Data extracted from a collection

==========

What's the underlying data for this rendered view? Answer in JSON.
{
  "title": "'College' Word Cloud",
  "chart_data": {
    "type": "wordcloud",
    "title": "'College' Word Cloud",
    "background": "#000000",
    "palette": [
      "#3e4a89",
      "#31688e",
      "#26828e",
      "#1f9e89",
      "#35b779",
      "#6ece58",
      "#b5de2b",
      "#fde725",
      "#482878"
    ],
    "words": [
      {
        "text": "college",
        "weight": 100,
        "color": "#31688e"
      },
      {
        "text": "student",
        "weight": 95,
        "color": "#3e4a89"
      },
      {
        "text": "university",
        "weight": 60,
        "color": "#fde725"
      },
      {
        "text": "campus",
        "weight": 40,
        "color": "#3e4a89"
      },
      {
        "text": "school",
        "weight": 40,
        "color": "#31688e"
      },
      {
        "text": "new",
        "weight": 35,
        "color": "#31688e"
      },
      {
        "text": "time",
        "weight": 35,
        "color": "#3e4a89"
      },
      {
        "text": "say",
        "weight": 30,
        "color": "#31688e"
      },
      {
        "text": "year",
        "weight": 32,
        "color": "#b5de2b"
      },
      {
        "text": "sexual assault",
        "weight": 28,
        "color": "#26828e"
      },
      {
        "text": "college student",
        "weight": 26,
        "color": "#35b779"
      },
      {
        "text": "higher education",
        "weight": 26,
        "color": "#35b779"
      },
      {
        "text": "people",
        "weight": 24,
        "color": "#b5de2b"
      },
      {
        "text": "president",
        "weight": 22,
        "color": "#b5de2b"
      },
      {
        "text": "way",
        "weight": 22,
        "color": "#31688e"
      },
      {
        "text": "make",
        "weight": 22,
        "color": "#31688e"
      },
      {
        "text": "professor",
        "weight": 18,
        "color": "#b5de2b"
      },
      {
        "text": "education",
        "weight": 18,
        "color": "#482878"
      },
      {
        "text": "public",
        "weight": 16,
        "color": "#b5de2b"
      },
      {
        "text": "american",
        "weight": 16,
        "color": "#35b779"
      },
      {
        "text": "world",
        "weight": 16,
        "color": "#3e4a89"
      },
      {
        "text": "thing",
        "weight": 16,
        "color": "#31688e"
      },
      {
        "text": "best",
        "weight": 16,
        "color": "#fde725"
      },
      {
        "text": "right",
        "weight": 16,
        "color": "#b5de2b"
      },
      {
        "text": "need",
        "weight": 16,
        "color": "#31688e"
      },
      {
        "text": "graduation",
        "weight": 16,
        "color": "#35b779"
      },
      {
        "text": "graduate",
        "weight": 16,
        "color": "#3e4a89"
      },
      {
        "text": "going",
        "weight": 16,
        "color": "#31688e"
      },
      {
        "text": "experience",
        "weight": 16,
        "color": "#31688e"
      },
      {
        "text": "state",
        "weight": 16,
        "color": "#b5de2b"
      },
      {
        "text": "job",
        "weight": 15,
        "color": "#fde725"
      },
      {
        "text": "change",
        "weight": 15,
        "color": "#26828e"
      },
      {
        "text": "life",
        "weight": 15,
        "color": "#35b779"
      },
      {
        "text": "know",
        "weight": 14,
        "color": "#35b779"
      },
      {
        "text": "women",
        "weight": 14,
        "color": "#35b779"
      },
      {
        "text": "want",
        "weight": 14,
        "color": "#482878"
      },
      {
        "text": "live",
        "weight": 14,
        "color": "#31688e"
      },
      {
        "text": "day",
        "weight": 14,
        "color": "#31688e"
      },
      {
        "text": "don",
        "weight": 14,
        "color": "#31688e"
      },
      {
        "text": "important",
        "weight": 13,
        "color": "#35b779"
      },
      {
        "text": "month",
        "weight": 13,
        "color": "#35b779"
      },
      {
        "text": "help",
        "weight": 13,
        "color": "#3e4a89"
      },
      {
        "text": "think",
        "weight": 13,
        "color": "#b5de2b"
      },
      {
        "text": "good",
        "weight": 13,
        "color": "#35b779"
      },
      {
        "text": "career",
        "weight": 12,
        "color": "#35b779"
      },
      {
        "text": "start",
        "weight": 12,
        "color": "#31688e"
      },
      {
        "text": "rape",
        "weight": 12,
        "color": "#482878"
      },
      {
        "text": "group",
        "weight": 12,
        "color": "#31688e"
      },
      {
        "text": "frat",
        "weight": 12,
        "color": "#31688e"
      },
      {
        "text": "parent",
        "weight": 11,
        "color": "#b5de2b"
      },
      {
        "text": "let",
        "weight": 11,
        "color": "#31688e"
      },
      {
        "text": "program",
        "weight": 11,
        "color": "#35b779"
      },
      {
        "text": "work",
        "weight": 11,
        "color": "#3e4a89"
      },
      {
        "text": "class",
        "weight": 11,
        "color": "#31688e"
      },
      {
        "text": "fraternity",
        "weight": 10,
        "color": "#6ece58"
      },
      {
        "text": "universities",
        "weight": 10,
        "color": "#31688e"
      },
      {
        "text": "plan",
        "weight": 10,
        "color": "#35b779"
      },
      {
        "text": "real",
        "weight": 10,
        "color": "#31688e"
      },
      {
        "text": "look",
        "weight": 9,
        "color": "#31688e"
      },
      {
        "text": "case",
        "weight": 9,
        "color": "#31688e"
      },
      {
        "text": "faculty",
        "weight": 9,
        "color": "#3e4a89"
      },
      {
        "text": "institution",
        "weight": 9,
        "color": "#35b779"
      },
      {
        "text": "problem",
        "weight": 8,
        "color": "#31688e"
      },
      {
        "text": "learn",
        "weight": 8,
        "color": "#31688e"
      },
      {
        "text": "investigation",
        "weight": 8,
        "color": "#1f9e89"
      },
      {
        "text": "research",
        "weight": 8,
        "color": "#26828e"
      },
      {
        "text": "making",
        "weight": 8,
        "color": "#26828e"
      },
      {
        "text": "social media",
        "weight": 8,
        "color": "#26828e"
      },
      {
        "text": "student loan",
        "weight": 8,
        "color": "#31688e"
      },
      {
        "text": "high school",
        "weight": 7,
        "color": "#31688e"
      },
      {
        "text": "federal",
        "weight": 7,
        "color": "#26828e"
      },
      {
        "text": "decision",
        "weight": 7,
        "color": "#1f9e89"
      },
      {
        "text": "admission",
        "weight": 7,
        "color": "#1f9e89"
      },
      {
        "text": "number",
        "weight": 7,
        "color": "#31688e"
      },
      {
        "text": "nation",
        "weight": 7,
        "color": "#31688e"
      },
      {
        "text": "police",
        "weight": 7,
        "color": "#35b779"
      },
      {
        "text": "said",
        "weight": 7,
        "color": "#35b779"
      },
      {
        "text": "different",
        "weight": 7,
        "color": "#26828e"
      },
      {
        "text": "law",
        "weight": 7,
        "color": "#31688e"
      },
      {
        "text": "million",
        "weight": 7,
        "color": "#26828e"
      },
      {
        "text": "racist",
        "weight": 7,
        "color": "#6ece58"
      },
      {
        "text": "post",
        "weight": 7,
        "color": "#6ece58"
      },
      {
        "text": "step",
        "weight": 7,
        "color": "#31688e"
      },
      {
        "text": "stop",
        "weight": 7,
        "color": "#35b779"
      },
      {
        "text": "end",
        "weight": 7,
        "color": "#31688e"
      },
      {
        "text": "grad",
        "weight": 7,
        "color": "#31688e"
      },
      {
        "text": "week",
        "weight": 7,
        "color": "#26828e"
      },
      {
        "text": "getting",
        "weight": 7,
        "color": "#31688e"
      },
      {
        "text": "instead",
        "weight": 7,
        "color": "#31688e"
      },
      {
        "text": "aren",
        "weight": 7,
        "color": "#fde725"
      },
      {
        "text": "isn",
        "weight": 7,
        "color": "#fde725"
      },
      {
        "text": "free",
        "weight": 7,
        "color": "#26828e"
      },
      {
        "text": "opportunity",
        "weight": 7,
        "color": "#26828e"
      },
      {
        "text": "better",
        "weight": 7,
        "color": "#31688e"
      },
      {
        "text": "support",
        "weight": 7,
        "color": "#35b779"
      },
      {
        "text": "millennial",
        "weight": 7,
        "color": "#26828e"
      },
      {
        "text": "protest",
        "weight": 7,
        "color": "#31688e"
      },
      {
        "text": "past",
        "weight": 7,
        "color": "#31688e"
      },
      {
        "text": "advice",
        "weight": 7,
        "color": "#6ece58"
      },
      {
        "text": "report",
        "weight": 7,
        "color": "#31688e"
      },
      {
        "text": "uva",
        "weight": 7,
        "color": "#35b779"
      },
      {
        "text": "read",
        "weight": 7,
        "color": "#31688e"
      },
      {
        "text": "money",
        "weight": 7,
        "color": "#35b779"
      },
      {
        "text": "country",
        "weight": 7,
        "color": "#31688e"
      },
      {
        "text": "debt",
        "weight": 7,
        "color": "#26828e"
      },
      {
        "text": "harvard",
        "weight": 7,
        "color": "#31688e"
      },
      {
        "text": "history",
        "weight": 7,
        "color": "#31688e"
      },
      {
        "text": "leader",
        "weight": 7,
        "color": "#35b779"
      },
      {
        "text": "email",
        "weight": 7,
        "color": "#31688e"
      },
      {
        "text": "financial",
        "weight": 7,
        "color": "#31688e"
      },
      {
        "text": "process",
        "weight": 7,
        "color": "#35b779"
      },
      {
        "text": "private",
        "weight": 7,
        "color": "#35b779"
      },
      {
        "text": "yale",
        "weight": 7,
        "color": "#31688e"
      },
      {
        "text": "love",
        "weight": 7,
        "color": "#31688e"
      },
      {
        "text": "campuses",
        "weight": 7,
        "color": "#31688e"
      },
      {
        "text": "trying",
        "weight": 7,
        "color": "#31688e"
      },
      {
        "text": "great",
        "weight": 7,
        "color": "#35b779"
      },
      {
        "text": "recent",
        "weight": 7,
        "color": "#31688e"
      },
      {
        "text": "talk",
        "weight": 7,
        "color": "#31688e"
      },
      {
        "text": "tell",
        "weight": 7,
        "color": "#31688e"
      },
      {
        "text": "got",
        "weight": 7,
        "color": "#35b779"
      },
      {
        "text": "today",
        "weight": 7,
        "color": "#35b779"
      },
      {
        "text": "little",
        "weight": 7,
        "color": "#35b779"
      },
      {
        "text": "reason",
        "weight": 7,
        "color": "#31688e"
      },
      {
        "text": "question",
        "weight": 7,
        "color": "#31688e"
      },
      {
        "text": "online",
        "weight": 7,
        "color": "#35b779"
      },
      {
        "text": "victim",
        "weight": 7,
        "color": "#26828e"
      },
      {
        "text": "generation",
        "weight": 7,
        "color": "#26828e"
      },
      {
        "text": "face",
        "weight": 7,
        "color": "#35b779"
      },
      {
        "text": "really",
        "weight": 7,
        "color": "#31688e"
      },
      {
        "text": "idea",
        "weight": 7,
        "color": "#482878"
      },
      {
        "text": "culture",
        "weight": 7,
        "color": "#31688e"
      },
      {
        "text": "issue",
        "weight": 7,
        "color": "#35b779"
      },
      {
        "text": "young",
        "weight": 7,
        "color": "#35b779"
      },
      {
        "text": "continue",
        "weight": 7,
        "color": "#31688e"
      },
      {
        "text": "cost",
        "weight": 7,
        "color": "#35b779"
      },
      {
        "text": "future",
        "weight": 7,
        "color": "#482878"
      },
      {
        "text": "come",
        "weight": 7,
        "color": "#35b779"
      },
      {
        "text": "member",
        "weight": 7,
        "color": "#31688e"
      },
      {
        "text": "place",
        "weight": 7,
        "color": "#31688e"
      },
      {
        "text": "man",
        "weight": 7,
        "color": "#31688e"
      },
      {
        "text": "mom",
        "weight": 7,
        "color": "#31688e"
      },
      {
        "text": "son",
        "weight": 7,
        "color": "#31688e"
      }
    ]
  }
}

==========

Short exercise
Search the data for "education". Copy every line that has it.

Problem solution
        "text": "higher education",
        "text": "education",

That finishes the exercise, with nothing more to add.